▸ Task directions
Output every record below exactly as it appears.

▸ Information provided

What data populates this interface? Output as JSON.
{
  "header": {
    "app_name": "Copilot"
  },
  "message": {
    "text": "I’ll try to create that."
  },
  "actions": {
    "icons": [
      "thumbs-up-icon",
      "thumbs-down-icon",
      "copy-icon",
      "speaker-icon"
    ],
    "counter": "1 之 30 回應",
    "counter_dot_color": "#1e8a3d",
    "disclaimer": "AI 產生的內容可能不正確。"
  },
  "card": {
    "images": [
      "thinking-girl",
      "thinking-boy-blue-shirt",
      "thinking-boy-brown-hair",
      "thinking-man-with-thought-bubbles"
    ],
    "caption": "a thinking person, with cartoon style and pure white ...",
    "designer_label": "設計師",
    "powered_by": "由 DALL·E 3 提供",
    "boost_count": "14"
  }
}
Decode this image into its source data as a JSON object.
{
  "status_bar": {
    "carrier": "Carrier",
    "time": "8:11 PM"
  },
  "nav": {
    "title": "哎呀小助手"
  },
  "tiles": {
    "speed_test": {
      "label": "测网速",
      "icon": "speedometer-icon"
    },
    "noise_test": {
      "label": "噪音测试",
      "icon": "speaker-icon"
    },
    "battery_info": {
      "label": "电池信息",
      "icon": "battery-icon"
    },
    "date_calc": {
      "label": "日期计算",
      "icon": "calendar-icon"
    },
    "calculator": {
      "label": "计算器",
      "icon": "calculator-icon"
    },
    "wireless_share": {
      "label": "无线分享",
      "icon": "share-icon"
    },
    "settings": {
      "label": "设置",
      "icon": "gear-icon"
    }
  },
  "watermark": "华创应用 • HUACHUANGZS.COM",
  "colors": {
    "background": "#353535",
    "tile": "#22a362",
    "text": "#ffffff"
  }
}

▸ Expected answer
What data populates this interface? Output as JSON.
{
  "header": {
    "app_name": "Copilot"
  },
  "message": {
    "text": "I’ll try to create that."
  },
  "actions": {
    "icons": [
      "thumbs-up-icon",
      "thumbs-down-icon",
      "copy-icon",
      "speaker-icon"
    ],
    "counter": "1 之 30 回應",
    "counter_dot_color": "#1e8a3d",
    "disclaimer": "AI 產生的內容可能不正確。"
  },
  "card": {
    "images": [
      "thinking-girl",
      "thinking-boy-blue-shirt",
      "thinking-boy-brown-hair",
      "thinking-man-with-thought-bubbles"
    ],
    "caption": "a thinking person, with cartoon style and pure white ...",
    "designer_label": "設計師",
    "powered_by": "由 DALL·E 3 提供",
    "boost_count": "14"
  }
}
Decode this image into its source data as a JSON object.
{
  "status_bar": {
    "carrier": "Carrier",
    "time": "8:11 PM"
  },
  "nav": {
    "title": "哎呀小助手"
  },
  "tiles": {
    "speed_test": {
      "label": "测网速",
      "icon": "speedometer-icon"
    },
    "noise_test": {
      "label": "噪音测试",
      "icon": "speaker-icon"
    },
    "battery_info": {
      "label": "电池信息",
      "icon": "battery-icon"
    },
    "date_calc": {
      "label": "日期计算",
      "icon": "calendar-icon"
    },
    "calculator": {
      "label": "计算器",
      "icon": "calculator-icon"
    },
    "wireless_share": {
      "label": "无线分享",
      "icon": "share-icon"
    },
    "settings": {
      "label": "设置",
      "icon": "gear-icon"
    }
  },
  "watermark": "华创应用 • HUACHUANGZS.COM",
  "colors": {
    "background": "#353535",
    "tile": "#22a362",
    "text": "#ffffff"
  }
}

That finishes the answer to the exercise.